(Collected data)
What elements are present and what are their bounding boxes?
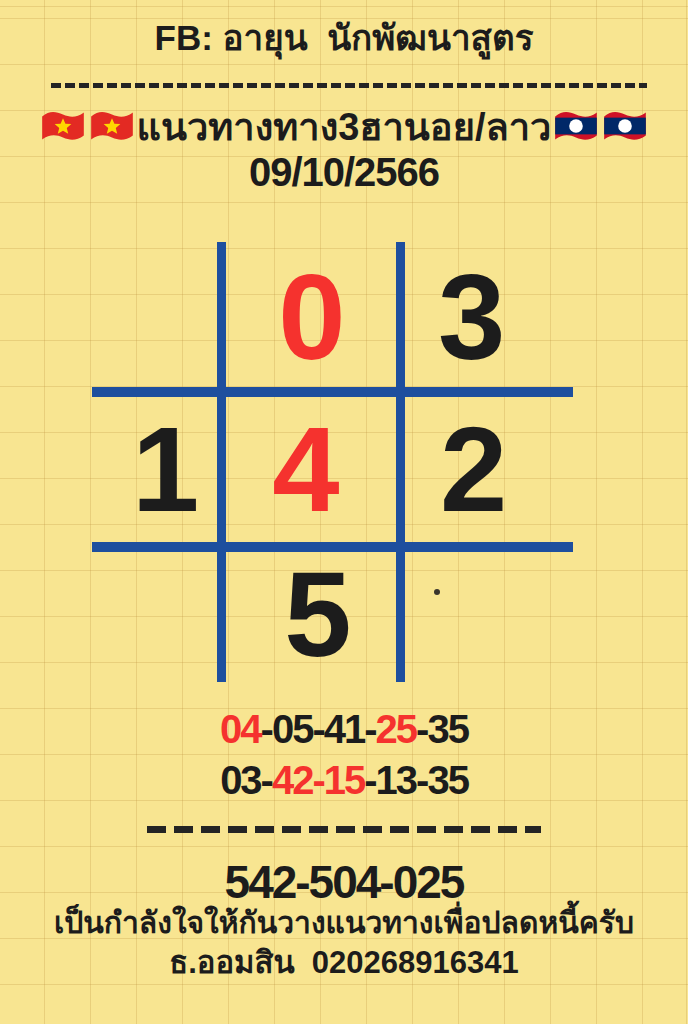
cell-digit: 5 [284, 554, 349, 675]
laos-flag-icon [602, 108, 648, 144]
pair-segment: 25 [376, 707, 417, 751]
grid-cell-r2c0 [92, 547, 222, 682]
grid-cell-r1c0: 1 [92, 392, 222, 547]
grid-cell-r2c1: 5 [222, 547, 401, 682]
pair-segment: 03- [220, 758, 272, 802]
cell-digit: 0 [278, 257, 343, 378]
subtitle-text: แนวทางทาง3ฮานอย/ลาว [137, 96, 552, 157]
draw-date: 09/10/2566 [0, 149, 688, 195]
grid-cell-r0c1: 0 [222, 242, 401, 392]
three-digit-sets: 542-504-025 [0, 856, 688, 908]
cell-digit: 2 [440, 409, 505, 530]
lottery-tip-sheet: FB: อายุน นักพัฒนาสูตร แนวทางทาง3ฮานอย/ล… [0, 0, 688, 1024]
laos-flag-icon [553, 108, 599, 144]
grid-cell-r0c0 [92, 242, 222, 392]
grid-cells: 0 3 1 4 2 5 [92, 242, 573, 682]
page-title: FB: อายุน นักพัฒนาสูตร [0, 16, 688, 60]
vietnam-flag-icon [89, 108, 135, 144]
grid-cell-r2c2 [401, 547, 574, 682]
bank-account-line: ธ.ออมสิน 020268916341 [0, 942, 688, 984]
pair-segment: -35 [416, 707, 468, 751]
cell-digit: 3 [438, 257, 503, 378]
vietnam-flag-icon [40, 108, 86, 144]
bottom-dashed-divider [147, 826, 541, 833]
pair-segment: -05-41- [261, 707, 376, 751]
pair-numbers-line-2: 03-42-15-13-35 [0, 757, 688, 803]
pair-segment: 04 [220, 707, 261, 751]
pair-segment: 42-15 [272, 758, 364, 802]
stray-ink-dot [434, 589, 440, 595]
grid-cell-r0c2: 3 [401, 242, 574, 392]
grid-cell-r1c1: 4 [222, 392, 401, 547]
subtitle-line: แนวทางทาง3ฮานอย/ลาว [0, 103, 688, 149]
encouragement-message: เป็นกำลังใจให้กันวางแนวทางเพื่อปลดหนี้คร… [0, 902, 688, 944]
cell-digit: 1 [132, 409, 197, 530]
grid-cell-r1c2: 2 [401, 392, 574, 547]
number-grid-board: 0 3 1 4 2 5 [92, 242, 573, 682]
pair-segment: -13-35 [364, 758, 468, 802]
cell-digit: 4 [272, 409, 337, 530]
top-dashed-divider [51, 83, 647, 88]
pair-numbers-line-1: 04-05-41-25-35 [0, 706, 688, 752]
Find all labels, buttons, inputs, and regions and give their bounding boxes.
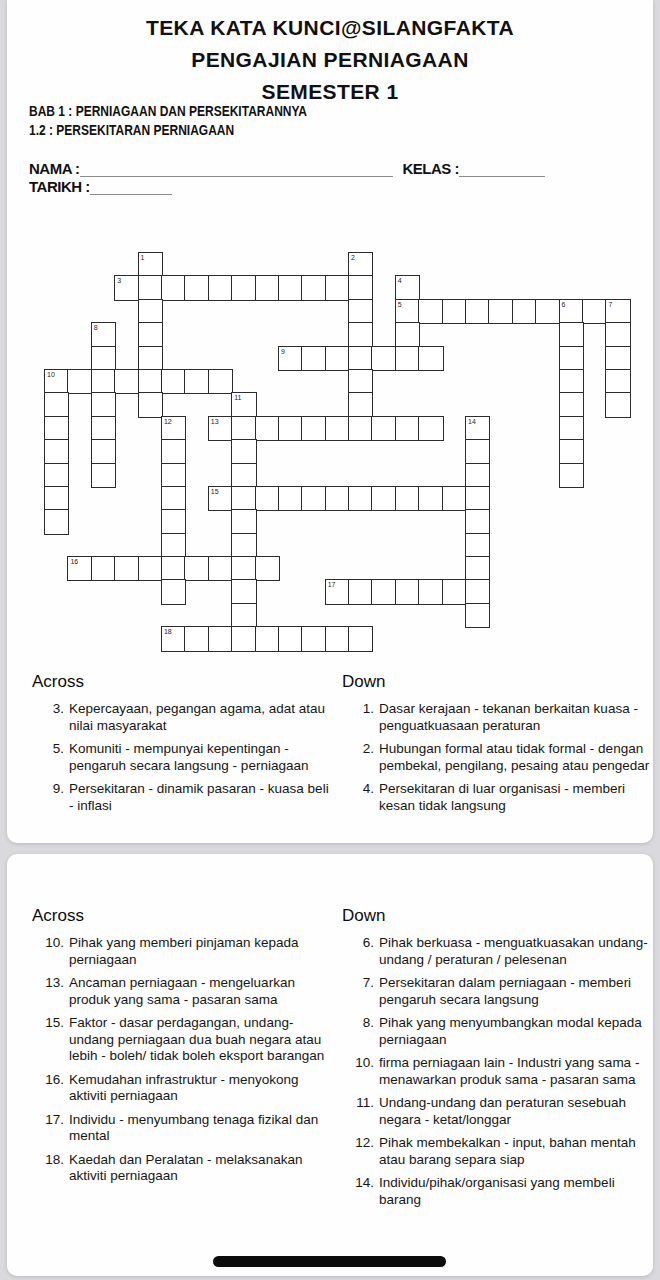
- grid-cell-r14c17[interactable]: [443, 580, 466, 603]
- clue-text: Undang-undang dan peraturan sesebuah neg…: [379, 1095, 650, 1128]
- grid-cell-r10c11[interactable]: [302, 487, 325, 510]
- grid-cell-r16c11[interactable]: [302, 627, 325, 650]
- grid-blank: [256, 510, 279, 533]
- grid-cell-r2c13[interactable]: [349, 300, 372, 323]
- grid-blank: [68, 253, 91, 276]
- grid-blank: [536, 464, 559, 487]
- grid-blank: [396, 464, 419, 487]
- grid-blank: [256, 300, 279, 323]
- grid-blank: [185, 580, 208, 603]
- grid-blank: [139, 534, 162, 557]
- grid-cell-r5c4[interactable]: [139, 370, 162, 393]
- down-clue-list: 6.Pihak berkuasa - menguatkuasakan undan…: [342, 935, 650, 1208]
- grid-blank: [68, 417, 91, 440]
- grid-cell-r3c2[interactable]: 8: [92, 323, 115, 346]
- grid-blank: [302, 440, 325, 463]
- grid-cell-r7c5[interactable]: 12: [162, 417, 185, 440]
- grid-cell-r2c4[interactable]: [139, 300, 162, 323]
- grid-blank: [279, 510, 302, 533]
- phone-screen: { "game": "crossword", "doc": { "title_l…: [0, 0, 660, 1280]
- grid-blank: [419, 464, 442, 487]
- grid-blank: [326, 323, 349, 346]
- grid-cell-r5c3[interactable]: [115, 370, 138, 393]
- grid-cell-r16c13[interactable]: [349, 627, 372, 650]
- grid-cell-r2c18[interactable]: [466, 300, 489, 323]
- grid-blank: [419, 534, 442, 557]
- grid-cell-r3c15[interactable]: [396, 323, 419, 346]
- grid-cell-r9c8[interactable]: [232, 464, 255, 487]
- cell-number: 13: [211, 418, 219, 425]
- grid-blank: [92, 510, 115, 533]
- grid-cell-r4c15[interactable]: [396, 347, 419, 370]
- grid-cell-r7c7[interactable]: 13: [209, 417, 232, 440]
- grid-cell-r2c21[interactable]: [536, 300, 559, 323]
- title-line-2: PENGAJIAN PERNIAGAAN: [7, 44, 653, 76]
- grid-blank: [560, 557, 583, 580]
- grid-cell-r4c16[interactable]: [419, 347, 442, 370]
- grid-blank: [513, 627, 536, 650]
- grid-cell-r5c24[interactable]: [606, 370, 629, 393]
- clue-item-3: 3.Kepercayaan, pegangan agama, adat atau…: [32, 701, 332, 734]
- grid-blank: [419, 370, 442, 393]
- grid-blank: [326, 464, 349, 487]
- grid-blank: [419, 440, 442, 463]
- grid-cell-r4c4[interactable]: [139, 347, 162, 370]
- grid-cell-r4c12[interactable]: [326, 347, 349, 370]
- grid-blank: [583, 417, 606, 440]
- grid-cell-r1c7[interactable]: [209, 276, 232, 299]
- grid-cell-r16c9[interactable]: [256, 627, 279, 650]
- grid-blank: [68, 323, 91, 346]
- grid-blank: [256, 323, 279, 346]
- grid-blank: [536, 323, 559, 346]
- grid-cell-r1c11[interactable]: [302, 276, 325, 299]
- grid-cell-r3c4[interactable]: [139, 323, 162, 346]
- grid-cell-r4c24[interactable]: [606, 347, 629, 370]
- grid-cell-r10c18[interactable]: [466, 487, 489, 510]
- grid-cell-r4c2[interactable]: [92, 347, 115, 370]
- grid-cell-r13c5[interactable]: [162, 557, 185, 580]
- grid-cell-r3c13[interactable]: [349, 323, 372, 346]
- grid-cell-r10c8[interactable]: [232, 487, 255, 510]
- across-clue-list: 3.Kepercayaan, pegangan agama, adat atau…: [32, 701, 332, 814]
- grid-cell-r16c8[interactable]: [232, 627, 255, 650]
- grid-blank: [279, 370, 302, 393]
- grid-cell-r10c12[interactable]: [326, 487, 349, 510]
- grid-cell-r10c13[interactable]: [349, 487, 372, 510]
- grid-cell-r8c8[interactable]: [232, 440, 255, 463]
- grid-cell-r10c5[interactable]: [162, 487, 185, 510]
- grid-blank: [326, 440, 349, 463]
- grid-blank: [560, 580, 583, 603]
- grid-blank: [302, 393, 325, 416]
- grid-cell-r6c22[interactable]: [560, 393, 583, 416]
- grid-cell-r13c8[interactable]: [232, 557, 255, 580]
- grid-blank: [68, 510, 91, 533]
- grid-cell-r1c8[interactable]: [232, 276, 255, 299]
- grid-blank: [583, 253, 606, 276]
- clue-text: Pihak berkuasa - menguatkuasakan undang-…: [379, 935, 650, 968]
- grid-blank: [419, 627, 442, 650]
- grid-cell-r16c6[interactable]: [185, 627, 208, 650]
- grid-blank: [583, 393, 606, 416]
- grid-cell-r2c17[interactable]: [443, 300, 466, 323]
- grid-cell-r14c18[interactable]: [466, 580, 489, 603]
- grid-cell-r2c22[interactable]: 6: [560, 300, 583, 323]
- grid-cell-r8c5[interactable]: [162, 440, 185, 463]
- grid-cell-r1c5[interactable]: [162, 276, 185, 299]
- down-clues-page2: Down 6.Pihak berkuasa - menguatkuasakan …: [342, 906, 650, 1215]
- clue-number: 5.: [32, 741, 69, 774]
- grid-cell-r10c10[interactable]: [279, 487, 302, 510]
- grid-blank: [92, 276, 115, 299]
- grid-blank: [489, 580, 512, 603]
- grid-blank: [68, 393, 91, 416]
- grid-cell-r14c14[interactable]: [372, 580, 395, 603]
- grid-cell-r7c11[interactable]: [302, 417, 325, 440]
- grid-blank: [302, 604, 325, 627]
- clue-text: Persekitaran - dinamik pasaran - kuasa b…: [69, 781, 332, 814]
- grid-cell-r13c3[interactable]: [115, 557, 138, 580]
- grid-blank: [279, 300, 302, 323]
- grid-cell-r13c6[interactable]: [185, 557, 208, 580]
- grid-blank: [536, 510, 559, 533]
- grid-cell-r13c4[interactable]: [139, 557, 162, 580]
- grid-cell-r3c22[interactable]: [560, 323, 583, 346]
- clue-item-14: 14.Individu/pihak/organisasi yang membel…: [342, 1175, 650, 1208]
- grid-cell-r8c18[interactable]: [466, 440, 489, 463]
- grid-cell-r13c18[interactable]: [466, 557, 489, 580]
- grid-cell-r3c24[interactable]: [606, 323, 629, 346]
- grid-blank: [209, 580, 232, 603]
- clue-item-11: 11.Undang-undang dan peraturan sesebuah …: [342, 1095, 650, 1128]
- grid-cell-r5c5[interactable]: [162, 370, 185, 393]
- grid-cell-r13c9[interactable]: [256, 557, 279, 580]
- grid-cell-r6c0[interactable]: [45, 393, 68, 416]
- grid-blank: [92, 534, 115, 557]
- grid-cell-r7c9[interactable]: [256, 417, 279, 440]
- grid-blank: [513, 534, 536, 557]
- gesture-nav-bar[interactable]: [213, 1256, 446, 1267]
- grid-blank: [279, 323, 302, 346]
- grid-blank: [68, 440, 91, 463]
- grid-cell-r4c22[interactable]: [560, 347, 583, 370]
- grid-cell-r7c15[interactable]: [396, 417, 419, 440]
- clue-number: 9.: [32, 781, 69, 814]
- grid-blank: [466, 276, 489, 299]
- grid-cell-r10c15[interactable]: [396, 487, 419, 510]
- grid-cell-r9c5[interactable]: [162, 464, 185, 487]
- clue-number: 18.: [32, 1152, 69, 1185]
- grid-cell-r10c9[interactable]: [256, 487, 279, 510]
- grid-cell-r12c18[interactable]: [466, 534, 489, 557]
- grid-blank: [256, 347, 279, 370]
- grid-blank: [443, 417, 466, 440]
- clue-text: Pihak membekalkan - input, bahan mentah …: [379, 1135, 650, 1168]
- grid-blank: [115, 440, 138, 463]
- grid-blank: [185, 347, 208, 370]
- clue-text: Hubungan formal atau tidak formal - deng…: [379, 741, 650, 774]
- cell-number: 1: [141, 254, 145, 261]
- grid-blank: [115, 510, 138, 533]
- grid-cell-r4c14[interactable]: [372, 347, 395, 370]
- grid-cell-r15c18[interactable]: [466, 604, 489, 627]
- grid-cell-r10c0[interactable]: [45, 487, 68, 510]
- grid-cell-r7c12[interactable]: [326, 417, 349, 440]
- grid-blank: [489, 604, 512, 627]
- grid-cell-r14c5[interactable]: [162, 580, 185, 603]
- grid-cell-r7c18[interactable]: 14: [466, 417, 489, 440]
- grid-cell-r2c19[interactable]: [489, 300, 512, 323]
- grid-cell-r7c16[interactable]: [419, 417, 442, 440]
- grid-cell-r16c12[interactable]: [326, 627, 349, 650]
- clue-text: Pihak yang menyumbangkan modal kepada pe…: [379, 1015, 650, 1048]
- grid-blank: [372, 370, 395, 393]
- grid-cell-r11c18[interactable]: [466, 510, 489, 533]
- grid-blank: [185, 534, 208, 557]
- clue-text: Persekitaran dalam perniagaan - memberi …: [379, 975, 650, 1008]
- grid-blank: [279, 534, 302, 557]
- clue-item-10: 10.firma perniagaan lain - Industri yang…: [342, 1055, 650, 1088]
- cell-number: 9: [281, 348, 285, 355]
- grid-blank: [513, 580, 536, 603]
- grid-blank: [372, 253, 395, 276]
- grid-cell-r5c7[interactable]: [209, 370, 232, 393]
- grid-blank: [279, 253, 302, 276]
- grid-blank: [372, 276, 395, 299]
- grid-blank: [536, 347, 559, 370]
- grid-cell-r5c2[interactable]: [92, 370, 115, 393]
- grid-cell-r4c11[interactable]: [302, 347, 325, 370]
- grid-blank: [232, 347, 255, 370]
- grid-blank: [606, 534, 629, 557]
- grid-cell-r5c22[interactable]: [560, 370, 583, 393]
- grid-blank: [45, 604, 68, 627]
- grid-blank: [443, 440, 466, 463]
- clue-text: Individu - menyumbang tenaga fizikal dan…: [69, 1112, 332, 1145]
- cell-number: 8: [94, 324, 98, 331]
- grid-cell-r11c5[interactable]: [162, 510, 185, 533]
- grid-cell-r2c15[interactable]: 5: [396, 300, 419, 323]
- grid-cell-r10c16[interactable]: [419, 487, 442, 510]
- grid-blank: [583, 487, 606, 510]
- grid-blank: [232, 323, 255, 346]
- grid-cell-r1c4[interactable]: [139, 276, 162, 299]
- grid-blank: [45, 557, 68, 580]
- grid-blank: [45, 276, 68, 299]
- grid-blank: [536, 440, 559, 463]
- grid-cell-r7c2[interactable]: [92, 417, 115, 440]
- grid-blank: [185, 300, 208, 323]
- grid-blank: [466, 253, 489, 276]
- grid-cell-r7c8[interactable]: [232, 417, 255, 440]
- grid-cell-r9c0[interactable]: [45, 464, 68, 487]
- grid-blank: [513, 557, 536, 580]
- grid-blank: [560, 253, 583, 276]
- cell-number: 16: [70, 558, 78, 565]
- grid-cell-r1c13[interactable]: [349, 276, 372, 299]
- grid-blank: [396, 370, 419, 393]
- grid-cell-r6c2[interactable]: [92, 393, 115, 416]
- grid-blank: [256, 534, 279, 557]
- grid-cell-r13c1[interactable]: 16: [68, 557, 91, 580]
- grid-blank: [185, 323, 208, 346]
- grid-cell-r9c2[interactable]: [92, 464, 115, 487]
- grid-blank: [139, 627, 162, 650]
- clue-item-1: 1.Dasar kerajaan - tekanan berkaitan kua…: [342, 701, 650, 734]
- grid-cell-r7c14[interactable]: [372, 417, 395, 440]
- grid-cell-r2c20[interactable]: [513, 300, 536, 323]
- grid-blank: [489, 253, 512, 276]
- grid-cell-r0c13[interactable]: 2: [349, 253, 372, 276]
- grid-blank: [139, 604, 162, 627]
- grid-cell-r2c23[interactable]: [583, 300, 606, 323]
- grid-cell-r1c10[interactable]: [279, 276, 302, 299]
- grid-blank: [162, 253, 185, 276]
- grid-cell-r16c7[interactable]: [209, 627, 232, 650]
- grid-cell-r10c7[interactable]: 15: [209, 487, 232, 510]
- grid-cell-r14c8[interactable]: [232, 580, 255, 603]
- grid-cell-r14c12[interactable]: 17: [326, 580, 349, 603]
- grid-cell-r14c16[interactable]: [419, 580, 442, 603]
- grid-cell-r16c5[interactable]: 18: [162, 627, 185, 650]
- cell-number: 6: [562, 301, 566, 308]
- grid-cell-r5c1[interactable]: [68, 370, 91, 393]
- clue-text: Ancaman perniagaan - mengeluarkan produk…: [69, 975, 332, 1008]
- grid-blank: [279, 557, 302, 580]
- grid-blank: [302, 300, 325, 323]
- grid-blank: [443, 604, 466, 627]
- grid-cell-r6c4[interactable]: [139, 393, 162, 416]
- grid-cell-r9c18[interactable]: [466, 464, 489, 487]
- title-block: TEKA KATA KUNCI@SILANGFAKTA PENGAJIAN PE…: [7, 12, 653, 108]
- grid-blank: [489, 323, 512, 346]
- grid-cell-r14c15[interactable]: [396, 580, 419, 603]
- grid-blank: [326, 300, 349, 323]
- grid-blank: [372, 464, 395, 487]
- grid-cell-r10c14[interactable]: [372, 487, 395, 510]
- grid-blank: [583, 347, 606, 370]
- grid-cell-r1c15[interactable]: 4: [396, 276, 419, 299]
- grid-blank: [92, 253, 115, 276]
- grid-blank: [68, 534, 91, 557]
- grid-blank: [68, 580, 91, 603]
- grid-cell-r16c10[interactable]: [279, 627, 302, 650]
- grid-blank: [489, 510, 512, 533]
- grid-blank: [489, 417, 512, 440]
- grid-cell-r1c3[interactable]: 3: [115, 276, 138, 299]
- grid-cell-r7c13[interactable]: [349, 417, 372, 440]
- grid-blank: [443, 534, 466, 557]
- grid-cell-r12c8[interactable]: [232, 534, 255, 557]
- grid-blank: [115, 393, 138, 416]
- grid-blank: [513, 347, 536, 370]
- clue-text: Komuniti - mempunyai kepentingan - penga…: [69, 741, 332, 774]
- grid-blank: [349, 464, 372, 487]
- grid-cell-r4c13[interactable]: [349, 347, 372, 370]
- cell-number: 10: [47, 371, 55, 378]
- grid-cell-r9c22[interactable]: [560, 464, 583, 487]
- grid-cell-r12c5[interactable]: [162, 534, 185, 557]
- grid-cell-r6c13[interactable]: [349, 393, 372, 416]
- cell-number: 11: [234, 394, 241, 401]
- grid-blank: [396, 604, 419, 627]
- grid-cell-r5c13[interactable]: [349, 370, 372, 393]
- grid-cell-r0c4[interactable]: 1: [139, 253, 162, 276]
- chapter-line-1: BAB 1 : PERNIAGAAN DAN PERSEKITARANNYA: [29, 102, 307, 121]
- grid-cell-r8c22[interactable]: [560, 440, 583, 463]
- across-clue-list: 10.Pihak yang memberi pinjaman kepada pe…: [32, 935, 332, 1185]
- grid-blank: [466, 323, 489, 346]
- grid-cell-r11c0[interactable]: [45, 510, 68, 533]
- clue-item-6: 6.Pihak berkuasa - menguatkuasakan undan…: [342, 935, 650, 968]
- grid-cell-r7c10[interactable]: [279, 417, 302, 440]
- grid-blank: [606, 580, 629, 603]
- grid-blank: [606, 464, 629, 487]
- grid-blank: [45, 347, 68, 370]
- date-row: TARIKH :: [29, 178, 172, 195]
- grid-blank: [419, 253, 442, 276]
- grid-cell-r1c9[interactable]: [256, 276, 279, 299]
- grid-blank: [560, 510, 583, 533]
- grid-blank: [139, 440, 162, 463]
- grid-cell-r4c10[interactable]: 9: [279, 347, 302, 370]
- kelas-blank-line: [459, 160, 545, 177]
- clue-number: 11.: [342, 1095, 379, 1128]
- grid-blank: [583, 510, 606, 533]
- grid-cell-r6c24[interactable]: [606, 393, 629, 416]
- grid-cell-r7c0[interactable]: [45, 417, 68, 440]
- grid-blank: [489, 276, 512, 299]
- grid-cell-r5c0[interactable]: 10: [45, 370, 68, 393]
- grid-blank: [396, 534, 419, 557]
- grid-blank: [536, 276, 559, 299]
- grid-cell-r2c16[interactable]: [419, 300, 442, 323]
- grid-cell-r14c13[interactable]: [349, 580, 372, 603]
- tarikh-blank-line: [90, 178, 172, 195]
- grid-blank: [536, 557, 559, 580]
- grid-blank: [443, 557, 466, 580]
- grid-blank: [583, 627, 606, 650]
- grid-cell-r8c0[interactable]: [45, 440, 68, 463]
- grid-cell-r2c24[interactable]: 7: [606, 300, 629, 323]
- grid-cell-r8c2[interactable]: [92, 440, 115, 463]
- grid-blank: [443, 276, 466, 299]
- grid-cell-r1c6[interactable]: [185, 276, 208, 299]
- grid-cell-r5c6[interactable]: [185, 370, 208, 393]
- grid-cell-r11c8[interactable]: [232, 510, 255, 533]
- grid-cell-r6c8[interactable]: 11: [232, 393, 255, 416]
- grid-blank: [536, 370, 559, 393]
- grid-cell-r13c7[interactable]: [209, 557, 232, 580]
- grid-cell-r15c8[interactable]: [232, 604, 255, 627]
- grid-blank: [162, 604, 185, 627]
- grid-blank: [372, 604, 395, 627]
- grid-cell-r7c22[interactable]: [560, 417, 583, 440]
- grid-cell-r13c2[interactable]: [92, 557, 115, 580]
- grid-blank: [256, 253, 279, 276]
- grid-blank: [115, 604, 138, 627]
- clue-number: 3.: [32, 701, 69, 734]
- cell-number: 7: [608, 301, 612, 308]
- grid-cell-r1c12[interactable]: [326, 276, 349, 299]
- grid-blank: [209, 393, 232, 416]
- grid-blank: [326, 370, 349, 393]
- grid-blank: [45, 627, 68, 650]
- grid-blank: [536, 253, 559, 276]
- grid-blank: [162, 323, 185, 346]
- grid-cell-r10c17[interactable]: [443, 487, 466, 510]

- _WHAT YOU SHOULD DO_
Copy these lines word for word, beginning with the line that contains "cell-digit: 5 [284, 554, 349, 675]" and stopping after the line that contains "cell-digit: 0 [278, 257, 343, 378]".

- _SOLVED PROBLEM_
cell-digit: 5 [284, 554, 349, 675]
laos-flag-icon [602, 108, 648, 144]
pair-segment: 25 [376, 707, 417, 751]
grid-cell-r2c0 [92, 547, 222, 682]
grid-cell-r1c0: 1 [92, 392, 222, 547]
grid-cell-r2c1: 5 [222, 547, 401, 682]
pair-segment: 03- [220, 758, 272, 802]
cell-digit: 0 [278, 257, 343, 378]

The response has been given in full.